[WHAT YOU SHOULD DO] All the data should come back exactly as it was given.

[DATA SECTION]
>>>>>

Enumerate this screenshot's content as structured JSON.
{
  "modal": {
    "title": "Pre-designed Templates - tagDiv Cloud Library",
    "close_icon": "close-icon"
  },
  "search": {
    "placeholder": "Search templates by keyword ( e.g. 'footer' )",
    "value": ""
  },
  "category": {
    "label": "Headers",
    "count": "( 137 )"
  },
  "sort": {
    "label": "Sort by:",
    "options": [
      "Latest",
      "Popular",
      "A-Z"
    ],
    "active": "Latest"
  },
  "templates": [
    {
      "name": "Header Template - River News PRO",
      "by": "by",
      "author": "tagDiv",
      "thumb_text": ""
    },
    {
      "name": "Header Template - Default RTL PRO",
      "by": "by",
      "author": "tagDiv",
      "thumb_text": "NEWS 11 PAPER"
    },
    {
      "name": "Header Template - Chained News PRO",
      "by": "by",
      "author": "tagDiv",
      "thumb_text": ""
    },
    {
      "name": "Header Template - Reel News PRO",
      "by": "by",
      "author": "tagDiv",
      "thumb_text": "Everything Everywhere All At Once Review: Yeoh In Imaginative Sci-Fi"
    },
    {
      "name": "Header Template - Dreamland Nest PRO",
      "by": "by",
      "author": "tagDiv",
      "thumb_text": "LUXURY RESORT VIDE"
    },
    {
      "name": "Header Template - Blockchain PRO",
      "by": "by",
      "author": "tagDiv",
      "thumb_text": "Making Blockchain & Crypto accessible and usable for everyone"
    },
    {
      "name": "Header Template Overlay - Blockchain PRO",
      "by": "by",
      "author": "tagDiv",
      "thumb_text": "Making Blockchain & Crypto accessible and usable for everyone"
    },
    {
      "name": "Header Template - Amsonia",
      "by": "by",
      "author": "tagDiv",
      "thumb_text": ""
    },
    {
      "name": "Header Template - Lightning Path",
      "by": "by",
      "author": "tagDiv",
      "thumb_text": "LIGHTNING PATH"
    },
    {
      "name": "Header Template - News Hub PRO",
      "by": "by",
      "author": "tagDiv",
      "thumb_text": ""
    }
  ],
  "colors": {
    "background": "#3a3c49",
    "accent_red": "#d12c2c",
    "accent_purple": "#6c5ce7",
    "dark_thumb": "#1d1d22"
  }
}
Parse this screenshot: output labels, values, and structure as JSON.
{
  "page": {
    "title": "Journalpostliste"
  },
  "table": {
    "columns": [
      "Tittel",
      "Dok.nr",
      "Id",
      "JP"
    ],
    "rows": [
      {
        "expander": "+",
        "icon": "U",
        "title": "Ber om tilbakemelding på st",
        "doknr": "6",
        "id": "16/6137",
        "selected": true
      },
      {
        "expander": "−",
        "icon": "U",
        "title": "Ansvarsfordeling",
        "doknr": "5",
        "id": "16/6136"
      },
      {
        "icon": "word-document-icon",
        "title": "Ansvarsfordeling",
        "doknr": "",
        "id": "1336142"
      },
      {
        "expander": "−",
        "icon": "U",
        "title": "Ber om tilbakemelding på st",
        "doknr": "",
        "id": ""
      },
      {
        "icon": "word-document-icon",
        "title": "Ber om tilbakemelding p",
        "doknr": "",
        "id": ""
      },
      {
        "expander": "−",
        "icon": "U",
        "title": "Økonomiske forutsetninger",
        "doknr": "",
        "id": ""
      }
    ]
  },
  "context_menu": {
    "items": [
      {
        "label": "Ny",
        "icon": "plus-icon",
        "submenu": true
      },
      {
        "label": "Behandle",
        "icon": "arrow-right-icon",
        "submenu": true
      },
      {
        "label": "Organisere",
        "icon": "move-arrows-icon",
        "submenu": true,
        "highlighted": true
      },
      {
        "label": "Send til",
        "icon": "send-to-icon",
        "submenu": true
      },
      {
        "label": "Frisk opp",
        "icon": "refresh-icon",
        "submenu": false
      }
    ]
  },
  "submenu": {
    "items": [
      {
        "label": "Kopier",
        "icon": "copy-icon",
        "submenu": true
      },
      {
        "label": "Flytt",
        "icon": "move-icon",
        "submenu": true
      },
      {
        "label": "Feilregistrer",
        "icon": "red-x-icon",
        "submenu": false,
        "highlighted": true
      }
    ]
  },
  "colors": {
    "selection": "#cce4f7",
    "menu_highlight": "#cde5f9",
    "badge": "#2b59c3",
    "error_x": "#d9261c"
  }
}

<<<<<

[SOLVED PROBLEM]
Enumerate this screenshot's content as structured JSON.
{
  "modal": {
    "title": "Pre-designed Templates - tagDiv Cloud Library",
    "close_icon": "close-icon"
  },
  "search": {
    "placeholder": "Search templates by keyword ( e.g. 'footer' )",
    "value": ""
  },
  "category": {
    "label": "Headers",
    "count": "( 137 )"
  },
  "sort": {
    "label": "Sort by:",
    "options": [
      "Latest",
      "Popular",
      "A-Z"
    ],
    "active": "Latest"
  },
  "templates": [
    {
      "name": "Header Template - River News PRO",
      "by": "by",
      "author": "tagDiv",
      "thumb_text": ""
    },
    {
      "name": "Header Template - Default RTL PRO",
      "by": "by",
      "author": "tagDiv",
      "thumb_text": "NEWS 11 PAPER"
    },
    {
      "name": "Header Template - Chained News PRO",
      "by": "by",
      "author": "tagDiv",
      "thumb_text": ""
    },
    {
      "name": "Header Template - Reel News PRO",
      "by": "by",
      "author": "tagDiv",
      "thumb_text": "Everything Everywhere All At Once Review: Yeoh In Imaginative Sci-Fi"
    },
    {
      "name": "Header Template - Dreamland Nest PRO",
      "by": "by",
      "author": "tagDiv",
      "thumb_text": "LUXURY RESORT VIDE"
    },
    {
      "name": "Header Template - Blockchain PRO",
      "by": "by",
      "author": "tagDiv",
      "thumb_text": "Making Blockchain & Crypto accessible and usable for everyone"
    },
    {
      "name": "Header Template Overlay - Blockchain PRO",
      "by": "by",
      "author": "tagDiv",
      "thumb_text": "Making Blockchain & Crypto accessible and usable for everyone"
    },
    {
      "name": "Header Template - Amsonia",
      "by": "by",
      "author": "tagDiv",
      "thumb_text": ""
    },
    {
      "name": "Header Template - Lightning Path",
      "by": "by",
      "author": "tagDiv",
      "thumb_text": "LIGHTNING PATH"
    },
    {
      "name": "Header Template - News Hub PRO",
      "by": "by",
      "author": "tagDiv",
      "thumb_text": ""
    }
  ],
  "colors": {
    "background": "#3a3c49",
    "accent_red": "#d12c2c",
    "accent_purple": "#6c5ce7",
    "dark_thumb": "#1d1d22"
  }
}
Parse this screenshot: output labels, values, and structure as JSON.
{
  "page": {
    "title": "Journalpostliste"
  },
  "table": {
    "columns": [
      "Tittel",
      "Dok.nr",
      "Id",
      "JP"
    ],
    "rows": [
      {
        "expander": "+",
        "icon": "U",
        "title": "Ber om tilbakemelding på st",
        "doknr": "6",
        "id": "16/6137",
        "selected": true
      },
      {
        "expander": "−",
        "icon": "U",
        "title": "Ansvarsfordeling",
        "doknr": "5",
        "id": "16/6136"
      },
      {
        "icon": "word-document-icon",
        "title": "Ansvarsfordeling",
        "doknr": "",
        "id": "1336142"
      },
      {
        "expander": "−",
        "icon": "U",
        "title": "Ber om tilbakemelding på st",
        "doknr": "",
        "id": ""
      },
      {
        "icon": "word-document-icon",
        "title": "Ber om tilbakemelding p",
        "doknr": "",
        "id": ""
      },
      {
        "expander": "−",
        "icon": "U",
        "title": "Økonomiske forutsetninger",
        "doknr": "",
        "id": ""
      }
    ]
  },
  "context_menu": {
    "items": [
      {
        "label": "Ny",
        "icon": "plus-icon",
        "submenu": true
      },
      {
        "label": "Behandle",
        "icon": "arrow-right-icon",
        "submenu": true
      },
      {
        "label": "Organisere",
        "icon": "move-arrows-icon",
        "submenu": true,
        "highlighted": true
      },
      {
        "label": "Send til",
        "icon": "send-to-icon",
        "submenu": true
      },
      {
        "label": "Frisk opp",
        "icon": "refresh-icon",
        "submenu": false
      }
    ]
  },
  "submenu": {
    "items": [
      {
        "label": "Kopier",
        "icon": "copy-icon",
        "submenu": true
      },
      {
        "label": "Flytt",
        "icon": "move-icon",
        "submenu": true
      },
      {
        "label": "Feilregistrer",
        "icon": "red-x-icon",
        "submenu": false,
        "highlighted": true
      }
    ]
  },
  "colors": {
    "selection": "#cce4f7",
    "menu_highlight": "#cde5f9",
    "badge": "#2b59c3",
    "error_x": "#d9261c"
  }
}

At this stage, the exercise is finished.